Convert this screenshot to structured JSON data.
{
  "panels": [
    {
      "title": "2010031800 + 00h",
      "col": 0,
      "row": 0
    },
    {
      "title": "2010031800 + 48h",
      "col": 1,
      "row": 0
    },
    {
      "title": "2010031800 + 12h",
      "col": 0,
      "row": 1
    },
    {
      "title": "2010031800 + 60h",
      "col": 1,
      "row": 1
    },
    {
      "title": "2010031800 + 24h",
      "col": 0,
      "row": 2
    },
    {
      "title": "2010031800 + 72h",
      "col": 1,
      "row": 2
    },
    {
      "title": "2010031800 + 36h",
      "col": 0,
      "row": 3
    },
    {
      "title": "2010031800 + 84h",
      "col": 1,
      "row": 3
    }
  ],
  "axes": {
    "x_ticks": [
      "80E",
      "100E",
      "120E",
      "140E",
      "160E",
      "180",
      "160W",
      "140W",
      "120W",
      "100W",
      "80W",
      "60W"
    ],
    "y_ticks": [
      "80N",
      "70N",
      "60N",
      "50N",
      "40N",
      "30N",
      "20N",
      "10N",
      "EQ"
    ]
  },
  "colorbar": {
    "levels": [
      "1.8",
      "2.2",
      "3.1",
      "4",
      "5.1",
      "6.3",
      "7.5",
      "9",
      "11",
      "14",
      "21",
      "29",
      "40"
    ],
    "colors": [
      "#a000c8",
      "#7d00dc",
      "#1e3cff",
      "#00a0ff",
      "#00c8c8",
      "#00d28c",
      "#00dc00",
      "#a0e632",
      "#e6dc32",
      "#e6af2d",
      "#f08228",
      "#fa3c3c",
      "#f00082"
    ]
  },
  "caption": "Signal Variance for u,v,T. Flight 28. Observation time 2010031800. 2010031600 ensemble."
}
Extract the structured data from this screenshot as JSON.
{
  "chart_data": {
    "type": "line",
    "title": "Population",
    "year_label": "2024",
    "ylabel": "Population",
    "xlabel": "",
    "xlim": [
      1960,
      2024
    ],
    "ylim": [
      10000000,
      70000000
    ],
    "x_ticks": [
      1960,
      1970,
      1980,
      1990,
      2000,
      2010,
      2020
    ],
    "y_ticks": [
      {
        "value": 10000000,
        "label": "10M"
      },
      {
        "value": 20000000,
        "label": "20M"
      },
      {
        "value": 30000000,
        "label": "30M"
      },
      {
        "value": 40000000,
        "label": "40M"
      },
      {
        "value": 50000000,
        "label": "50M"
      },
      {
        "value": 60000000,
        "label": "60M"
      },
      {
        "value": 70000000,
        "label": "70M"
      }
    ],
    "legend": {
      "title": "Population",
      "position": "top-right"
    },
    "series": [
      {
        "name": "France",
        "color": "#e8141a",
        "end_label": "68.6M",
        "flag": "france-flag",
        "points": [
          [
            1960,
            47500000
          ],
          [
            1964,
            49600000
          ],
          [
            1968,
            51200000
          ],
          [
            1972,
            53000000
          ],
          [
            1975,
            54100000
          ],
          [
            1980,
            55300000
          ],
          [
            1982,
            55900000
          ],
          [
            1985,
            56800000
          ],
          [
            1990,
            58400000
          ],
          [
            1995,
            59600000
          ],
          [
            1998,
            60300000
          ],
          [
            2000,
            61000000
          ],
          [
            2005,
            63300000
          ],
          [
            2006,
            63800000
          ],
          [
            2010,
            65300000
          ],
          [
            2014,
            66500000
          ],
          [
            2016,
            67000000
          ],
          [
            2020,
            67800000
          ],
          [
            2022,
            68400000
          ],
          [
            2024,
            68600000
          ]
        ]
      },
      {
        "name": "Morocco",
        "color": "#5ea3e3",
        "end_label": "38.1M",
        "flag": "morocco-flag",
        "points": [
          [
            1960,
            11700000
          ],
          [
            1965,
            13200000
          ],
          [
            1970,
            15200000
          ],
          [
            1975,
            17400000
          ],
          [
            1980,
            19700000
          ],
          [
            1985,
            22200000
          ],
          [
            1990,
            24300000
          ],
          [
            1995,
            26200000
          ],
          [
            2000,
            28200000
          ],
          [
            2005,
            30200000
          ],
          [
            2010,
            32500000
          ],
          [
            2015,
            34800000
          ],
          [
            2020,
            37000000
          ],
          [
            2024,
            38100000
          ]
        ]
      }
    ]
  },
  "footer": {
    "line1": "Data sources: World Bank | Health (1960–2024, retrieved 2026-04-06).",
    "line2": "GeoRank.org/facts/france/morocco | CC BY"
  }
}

══════════════════════════════

From the records above, extract everything verbatim.

## The response
Convert this screenshot to structured JSON data.
{
  "panels": [
    {
      "title": "2010031800 + 00h",
      "col": 0,
      "row": 0
    },
    {
      "title": "2010031800 + 48h",
      "col": 1,
      "row": 0
    },
    {
      "title": "2010031800 + 12h",
      "col": 0,
      "row": 1
    },
    {
      "title": "2010031800 + 60h",
      "col": 1,
      "row": 1
    },
    {
      "title": "2010031800 + 24h",
      "col": 0,
      "row": 2
    },
    {
      "title": "2010031800 + 72h",
      "col": 1,
      "row": 2
    },
    {
      "title": "2010031800 + 36h",
      "col": 0,
      "row": 3
    },
    {
      "title": "2010031800 + 84h",
      "col": 1,
      "row": 3
    }
  ],
  "axes": {
    "x_ticks": [
      "80E",
      "100E",
      "120E",
      "140E",
      "160E",
      "180",
      "160W",
      "140W",
      "120W",
      "100W",
      "80W",
      "60W"
    ],
    "y_ticks": [
      "80N",
      "70N",
      "60N",
      "50N",
      "40N",
      "30N",
      "20N",
      "10N",
      "EQ"
    ]
  },
  "colorbar": {
    "levels": [
      "1.8",
      "2.2",
      "3.1",
      "4",
      "5.1",
      "6.3",
      "7.5",
      "9",
      "11",
      "14",
      "21",
      "29",
      "40"
    ],
    "colors": [
      "#a000c8",
      "#7d00dc",
      "#1e3cff",
      "#00a0ff",
      "#00c8c8",
      "#00d28c",
      "#00dc00",
      "#a0e632",
      "#e6dc32",
      "#e6af2d",
      "#f08228",
      "#fa3c3c",
      "#f00082"
    ]
  },
  "caption": "Signal Variance for u,v,T. Flight 28. Observation time 2010031800. 2010031600 ensemble."
}
Extract the structured data from this screenshot as JSON.
{
  "chart_data": {
    "type": "line",
    "title": "Population",
    "year_label": "2024",
    "ylabel": "Population",
    "xlabel": "",
    "xlim": [
      1960,
      2024
    ],
    "ylim": [
      10000000,
      70000000
    ],
    "x_ticks": [
      1960,
      1970,
      1980,
      1990,
      2000,
      2010,
      2020
    ],
    "y_ticks": [
      {
        "value": 10000000,
        "label": "10M"
      },
      {
        "value": 20000000,
        "label": "20M"
      },
      {
        "value": 30000000,
        "label": "30M"
      },
      {
        "value": 40000000,
        "label": "40M"
      },
      {
        "value": 50000000,
        "label": "50M"
      },
      {
        "value": 60000000,
        "label": "60M"
      },
      {
        "value": 70000000,
        "label": "70M"
      }
    ],
    "legend": {
      "title": "Population",
      "position": "top-right"
    },
    "series": [
      {
        "name": "France",
        "color": "#e8141a",
        "end_label": "68.6M",
        "flag": "france-flag",
        "points": [
          [
            1960,
            47500000
          ],
          [
            1964,
            49600000
          ],
          [
            1968,
            51200000
          ],
          [
            1972,
            53000000
          ],
          [
            1975,
            54100000
          ],
          [
            1980,
            55300000
          ],
          [
            1982,
            55900000
          ],
          [
            1985,
            56800000
          ],
          [
            1990,
            58400000
          ],
          [
            1995,
            59600000
          ],
          [
            1998,
            60300000
          ],
          [
            2000,
            61000000
          ],
          [
            2005,
            63300000
          ],
          [
            2006,
            63800000
          ],
          [
            2010,
            65300000
          ],
          [
            2014,
            66500000
          ],
          [
            2016,
            67000000
          ],
          [
            2020,
            67800000
          ],
          [
            2022,
            68400000
          ],
          [
            2024,
            68600000
          ]
        ]
      },
      {
        "name": "Morocco",
        "color": "#5ea3e3",
        "end_label": "38.1M",
        "flag": "morocco-flag",
        "points": [
          [
            1960,
            11700000
          ],
          [
            1965,
            13200000
          ],
          [
            1970,
            15200000
          ],
          [
            1975,
            17400000
          ],
          [
            1980,
            19700000
          ],
          [
            1985,
            22200000
          ],
          [
            1990,
            24300000
          ],
          [
            1995,
            26200000
          ],
          [
            2000,
            28200000
          ],
          [
            2005,
            30200000
          ],
          [
            2010,
            32500000
          ],
          [
            2015,
            34800000
          ],
          [
            2020,
            37000000
          ],
          [
            2024,
            38100000
          ]
        ]
      }
    ]
  },
  "footer": {
    "line1": "Data sources: World Bank | Health (1960–2024, retrieved 2026-04-06).",
    "line2": "GeoRank.org/facts/france/morocco | CC BY"
  }
}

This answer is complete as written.